Selected extract:
= = = = = = =

To explore if NS309-induced DSM cell membrane hyperpolarization was mediated via activation of IK channels, we examined the effect of TRAM-34 on DSM cell RMP. Our data showed that 100 μM TRAM-34 per se did not change the DSM cell RMP. In the absence of TRAM-34, DSM cell RMP was −20.0 ± 2.4 mV and −19.1 ± 2.2 mV in its presence (n = 7, N = 7; P > 0.05). Under conditions of IK channel inhibition with TRAM-34, 10 μM NS309 still significantly hyperpolarized the DSM cell RMP from −23.4 ± 2.4 to −26.2 ± 2.7 mV (n = 11, N = 7; P < 0.05, Figure 3C). In the presence of both 1 μM apamin and 100 μM TRAM-34, DSM cell RMP was −23.8 ± 4.0 mV and the subsequent addition of 10 μM NS309 did not have a significant effect on RMP (–25.6 ± 4.8 mV) (n = 5, N = 3; P > 0.05).

Taken together, our current-clamp data showed that NS309 hyperpolarized rat DSM RMP via activation of SK but not IK channels.

= = = = = = =

Required actions:
1) Rewrite the part of the TRAM-34 passage between "To explore if" and "3; P > 0.05).", inclusive, putting "markedly" in place of "significantly".
2) Summarize the TRAM-34 passage in two sentences.

= = = = = = =

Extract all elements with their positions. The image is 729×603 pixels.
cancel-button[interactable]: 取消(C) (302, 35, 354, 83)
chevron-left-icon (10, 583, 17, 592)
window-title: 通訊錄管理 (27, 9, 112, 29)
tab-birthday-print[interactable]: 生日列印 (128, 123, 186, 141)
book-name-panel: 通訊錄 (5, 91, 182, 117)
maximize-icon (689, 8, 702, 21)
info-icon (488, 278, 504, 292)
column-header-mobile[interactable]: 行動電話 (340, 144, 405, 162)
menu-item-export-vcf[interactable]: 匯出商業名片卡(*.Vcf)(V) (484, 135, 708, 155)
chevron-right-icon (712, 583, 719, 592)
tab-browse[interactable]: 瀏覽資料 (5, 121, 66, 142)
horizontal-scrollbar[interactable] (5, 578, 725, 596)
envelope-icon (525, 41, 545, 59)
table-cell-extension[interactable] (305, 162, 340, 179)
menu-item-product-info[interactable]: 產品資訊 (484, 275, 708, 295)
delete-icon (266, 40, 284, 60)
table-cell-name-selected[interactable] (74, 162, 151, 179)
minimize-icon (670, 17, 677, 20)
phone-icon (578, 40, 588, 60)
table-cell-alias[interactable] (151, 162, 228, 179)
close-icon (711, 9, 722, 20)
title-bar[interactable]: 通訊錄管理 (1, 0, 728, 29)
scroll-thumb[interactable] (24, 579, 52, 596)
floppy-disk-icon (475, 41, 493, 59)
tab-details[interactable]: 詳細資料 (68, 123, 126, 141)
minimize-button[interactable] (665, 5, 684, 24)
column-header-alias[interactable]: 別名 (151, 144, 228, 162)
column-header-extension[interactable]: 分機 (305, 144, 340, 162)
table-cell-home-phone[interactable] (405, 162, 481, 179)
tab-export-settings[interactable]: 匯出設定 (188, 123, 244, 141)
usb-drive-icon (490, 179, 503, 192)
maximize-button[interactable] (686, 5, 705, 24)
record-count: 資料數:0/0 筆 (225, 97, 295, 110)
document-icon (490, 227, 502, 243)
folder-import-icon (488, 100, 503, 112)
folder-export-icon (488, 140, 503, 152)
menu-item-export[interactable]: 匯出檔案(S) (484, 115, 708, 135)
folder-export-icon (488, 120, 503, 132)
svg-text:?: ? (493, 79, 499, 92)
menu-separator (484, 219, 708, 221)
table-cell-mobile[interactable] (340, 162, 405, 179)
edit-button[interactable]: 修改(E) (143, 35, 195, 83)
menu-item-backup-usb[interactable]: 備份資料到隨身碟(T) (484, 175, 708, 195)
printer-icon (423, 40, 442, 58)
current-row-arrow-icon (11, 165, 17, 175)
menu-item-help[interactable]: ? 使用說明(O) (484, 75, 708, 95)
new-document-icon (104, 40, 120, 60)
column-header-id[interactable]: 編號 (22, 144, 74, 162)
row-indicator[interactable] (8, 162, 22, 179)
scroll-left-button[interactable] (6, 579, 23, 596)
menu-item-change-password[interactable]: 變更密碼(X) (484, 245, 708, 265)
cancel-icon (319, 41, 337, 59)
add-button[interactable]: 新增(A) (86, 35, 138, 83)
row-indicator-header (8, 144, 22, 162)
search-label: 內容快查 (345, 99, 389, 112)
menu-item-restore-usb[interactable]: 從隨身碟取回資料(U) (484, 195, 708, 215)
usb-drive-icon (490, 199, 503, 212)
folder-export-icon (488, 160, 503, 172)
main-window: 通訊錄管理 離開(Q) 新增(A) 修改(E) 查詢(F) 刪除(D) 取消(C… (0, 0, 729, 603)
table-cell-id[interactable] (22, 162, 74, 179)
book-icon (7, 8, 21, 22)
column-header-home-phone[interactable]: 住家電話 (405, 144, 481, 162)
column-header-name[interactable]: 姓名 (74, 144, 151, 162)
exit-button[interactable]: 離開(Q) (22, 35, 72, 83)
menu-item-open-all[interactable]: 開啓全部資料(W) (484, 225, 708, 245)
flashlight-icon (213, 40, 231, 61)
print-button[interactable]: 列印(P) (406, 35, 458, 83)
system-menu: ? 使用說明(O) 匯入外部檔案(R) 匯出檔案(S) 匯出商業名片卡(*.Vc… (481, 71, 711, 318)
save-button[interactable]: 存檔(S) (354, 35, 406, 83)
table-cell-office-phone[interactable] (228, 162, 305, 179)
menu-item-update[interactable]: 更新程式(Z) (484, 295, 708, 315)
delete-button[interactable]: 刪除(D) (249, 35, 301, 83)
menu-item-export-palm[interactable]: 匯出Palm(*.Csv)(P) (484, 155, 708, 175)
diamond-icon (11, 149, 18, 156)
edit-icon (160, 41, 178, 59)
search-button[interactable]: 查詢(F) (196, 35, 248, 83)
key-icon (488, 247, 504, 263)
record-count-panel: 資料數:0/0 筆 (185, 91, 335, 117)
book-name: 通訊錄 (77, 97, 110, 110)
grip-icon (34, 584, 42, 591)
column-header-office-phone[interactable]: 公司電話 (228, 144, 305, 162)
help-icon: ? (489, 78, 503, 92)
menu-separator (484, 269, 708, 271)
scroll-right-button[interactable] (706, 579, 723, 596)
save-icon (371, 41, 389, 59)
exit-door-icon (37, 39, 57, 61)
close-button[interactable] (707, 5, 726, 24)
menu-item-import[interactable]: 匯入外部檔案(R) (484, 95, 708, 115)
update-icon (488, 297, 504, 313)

= = = = = = =

Exercise results:
1)
To explore if NS309-induced DSM cell membrane hyperpolarization was mediated via activation of IK channels, we examined the effect of TRAM-34 on DSM cell RMP. Our data showed that 100 μM TRAM-34 per se did not change the DSM cell RMP. In the absence of TRAM-34, DSM cell RMP was −20.0 ± 2.4 mV and −19.1 ± 2.2 mV in its presence (n = 7, N = 7; P > 0.05). Under conditions of IK channel inhibition with TRAM-34, 10 μM NS309 still markedly hyperpolarized the DSM cell RMP from −23.4 ± 2.4 to −26.2 ± 2.7 mV (n = 11, N = 7; P < 0.05, Figure 3C). In the presence of both 1 μM apamin and 100 μM TRAM-34, DSM cell RMP was −23.8 ± 4.0 mV and the subsequent addition of 10 μM NS309 did not have a significant effect on RMP (–25.6 ± 4.8 mV) (n = 5, N = 3; P > 0.05).

2) TRAM-34 at 100 μM did not change DSM cell RMP by itself, and under IK channel inhibition with TRAM-34, 10 μM NS309 still significantly hyperpolarized DSM cell RMP. With both 1 μM apamin and 100 μM TRAM-34 present, NS309 had no significant effect on RMP, and the current-clamp data showed that NS309 hyperpolarized rat DSM RMP via activation of SK but not IK channels.